## Activity:
Copy the text on stucco repair below in full, without changing anything.

===== Exercise text

We normally use expanded metal diamond lath on replacement jobs because we can get it in precut strips to fit the 3- to 4-inch space we have to work with. The diamond lath goes over the existing wire and is fastened every 6 inches with staples or 1 1/4-inch roofing nails. For larger repairs, we'd use self-furring wire lath.

Materials. In this area, builders use traditional three-coat stucco. It's about 7/8 inch thick and consists of a scratch coat, brown coat, and finish coat. The first two coats are made on site by combining plastic cement, bulk sand, and water. We use a premixed bagged product for the top coat, which contains white cement, sand, and lime. It's mixed with water on site.


The author trowels on Maxit 690, a premixed one-coat reinforced stucco that reduces the time it takes to make a patch.


A worker rolls on a bonding agent, which helps the stucco finish coat adhere to the painted surface of the existing stucco.

Repairs made with traditional cement-based stucco require multiple trips and take weeks to complete because cure time is needed between coats of mud. The scratch coat should cure for 48 hours, and the brown coat should cure for 7 days. Shrinkage cracks may appear in the finish if you skimp on curing.

We use traditional materials for new work and for large repairs. Window replacements are different because there's only a small area to patch. For small repairs, we'll use a one-coat system for the scratch and brown: Maxit 690 (Maxit, Antioch, Ill.; 847/395-7110,, a premixed bagged product that contains Portland cement, sand, glass fiber, lime, and additives that reduce shrinking.

==========
===== Dataset records

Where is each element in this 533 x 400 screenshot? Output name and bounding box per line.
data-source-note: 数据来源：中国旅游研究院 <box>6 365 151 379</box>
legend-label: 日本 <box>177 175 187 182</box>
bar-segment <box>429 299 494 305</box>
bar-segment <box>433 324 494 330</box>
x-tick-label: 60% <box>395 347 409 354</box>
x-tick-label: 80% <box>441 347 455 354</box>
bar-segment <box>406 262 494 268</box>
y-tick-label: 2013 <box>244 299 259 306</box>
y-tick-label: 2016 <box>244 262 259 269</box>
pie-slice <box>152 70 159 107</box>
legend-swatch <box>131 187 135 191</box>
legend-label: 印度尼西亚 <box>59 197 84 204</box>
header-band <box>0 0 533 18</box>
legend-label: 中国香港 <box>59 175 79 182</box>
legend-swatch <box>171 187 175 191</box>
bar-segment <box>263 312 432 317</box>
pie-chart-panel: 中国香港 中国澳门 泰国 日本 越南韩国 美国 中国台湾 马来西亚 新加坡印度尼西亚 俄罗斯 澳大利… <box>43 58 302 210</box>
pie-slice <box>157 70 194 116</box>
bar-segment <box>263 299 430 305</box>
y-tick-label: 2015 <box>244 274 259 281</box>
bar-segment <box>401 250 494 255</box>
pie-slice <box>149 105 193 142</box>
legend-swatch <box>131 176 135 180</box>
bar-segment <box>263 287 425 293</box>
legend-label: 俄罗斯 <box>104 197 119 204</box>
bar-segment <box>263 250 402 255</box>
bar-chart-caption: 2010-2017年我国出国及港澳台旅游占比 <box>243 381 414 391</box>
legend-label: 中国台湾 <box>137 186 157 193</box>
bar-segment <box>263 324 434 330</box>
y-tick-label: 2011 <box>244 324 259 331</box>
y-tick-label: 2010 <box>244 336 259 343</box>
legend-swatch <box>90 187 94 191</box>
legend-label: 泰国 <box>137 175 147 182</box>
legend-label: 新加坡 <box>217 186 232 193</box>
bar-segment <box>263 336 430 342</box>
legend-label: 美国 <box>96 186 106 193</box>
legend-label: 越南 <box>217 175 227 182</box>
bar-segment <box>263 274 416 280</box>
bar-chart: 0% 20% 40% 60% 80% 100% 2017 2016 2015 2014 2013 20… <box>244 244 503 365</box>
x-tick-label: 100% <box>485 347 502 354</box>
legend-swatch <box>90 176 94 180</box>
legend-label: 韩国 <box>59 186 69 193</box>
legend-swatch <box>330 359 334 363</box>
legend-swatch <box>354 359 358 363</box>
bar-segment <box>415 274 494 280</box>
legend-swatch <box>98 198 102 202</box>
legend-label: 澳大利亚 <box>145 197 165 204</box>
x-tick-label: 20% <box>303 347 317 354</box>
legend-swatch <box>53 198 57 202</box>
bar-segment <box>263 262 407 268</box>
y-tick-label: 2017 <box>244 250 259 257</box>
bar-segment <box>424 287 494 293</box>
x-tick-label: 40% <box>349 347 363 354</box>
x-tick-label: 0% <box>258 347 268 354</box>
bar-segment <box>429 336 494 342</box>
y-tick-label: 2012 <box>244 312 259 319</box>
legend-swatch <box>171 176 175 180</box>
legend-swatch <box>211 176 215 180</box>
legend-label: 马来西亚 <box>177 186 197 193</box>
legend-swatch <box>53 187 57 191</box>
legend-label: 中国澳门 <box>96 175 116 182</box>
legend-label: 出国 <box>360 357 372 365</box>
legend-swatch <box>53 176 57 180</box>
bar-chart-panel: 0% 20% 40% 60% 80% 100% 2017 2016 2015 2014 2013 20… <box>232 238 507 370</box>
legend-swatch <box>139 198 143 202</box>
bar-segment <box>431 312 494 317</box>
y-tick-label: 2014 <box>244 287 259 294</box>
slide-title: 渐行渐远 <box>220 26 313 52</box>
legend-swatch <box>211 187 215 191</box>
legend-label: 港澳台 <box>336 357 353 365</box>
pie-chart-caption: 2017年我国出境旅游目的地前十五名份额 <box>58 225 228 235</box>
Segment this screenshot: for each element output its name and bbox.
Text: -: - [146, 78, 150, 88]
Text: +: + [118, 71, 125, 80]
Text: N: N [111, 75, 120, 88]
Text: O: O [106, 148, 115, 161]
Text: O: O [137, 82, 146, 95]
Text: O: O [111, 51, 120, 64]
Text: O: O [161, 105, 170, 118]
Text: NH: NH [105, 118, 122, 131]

==========

## Output for this exercise:
We normally use expanded metal diamond lath on replacement jobs because we can get it in precut strips to fit the 3- to 4-inch space we have to work with. The diamond lath goes over the existing wire and is fastened every 6 inches with staples or 1 1/4-inch roofing nails. For larger repairs, we'd use self-furring wire lath.

Materials. In this area, builders use traditional three-coat stucco. It's about 7/8 inch thick and consists of a scratch coat, brown coat, and finish coat. The first two coats are made on site by combining plastic cement, bulk sand, and water. We use a premixed bagged product for the top coat, which contains white cement, sand, and lime. It's mixed with water on site.


The author trowels on Maxit 690, a premixed one-coat reinforced stucco that reduces the time it takes to make a patch.


A worker rolls on a bonding agent, which helps the stucco finish coat adhere to the painted surface of the existing stucco.

Repairs made with traditional cement-based stucco require multiple trips and take weeks to complete because cure time is needed between coats of mud. The scratch coat should cure for 48 hours, and the brown coat should cure for 7 days. Shrinkage cracks may appear in the finish if you skimp on curing.

We use traditional materials for new work and for large repairs. Window replacements are different because there's only a small area to patch. For small repairs, we'll use a one-coat system for the scratch and brown: Maxit 690 (Maxit, Antioch, Ill.; 847/395-7110,, a premixed bagged product that contains Portland cement, sand, glass fiber, lime, and additives that reduce shrinking.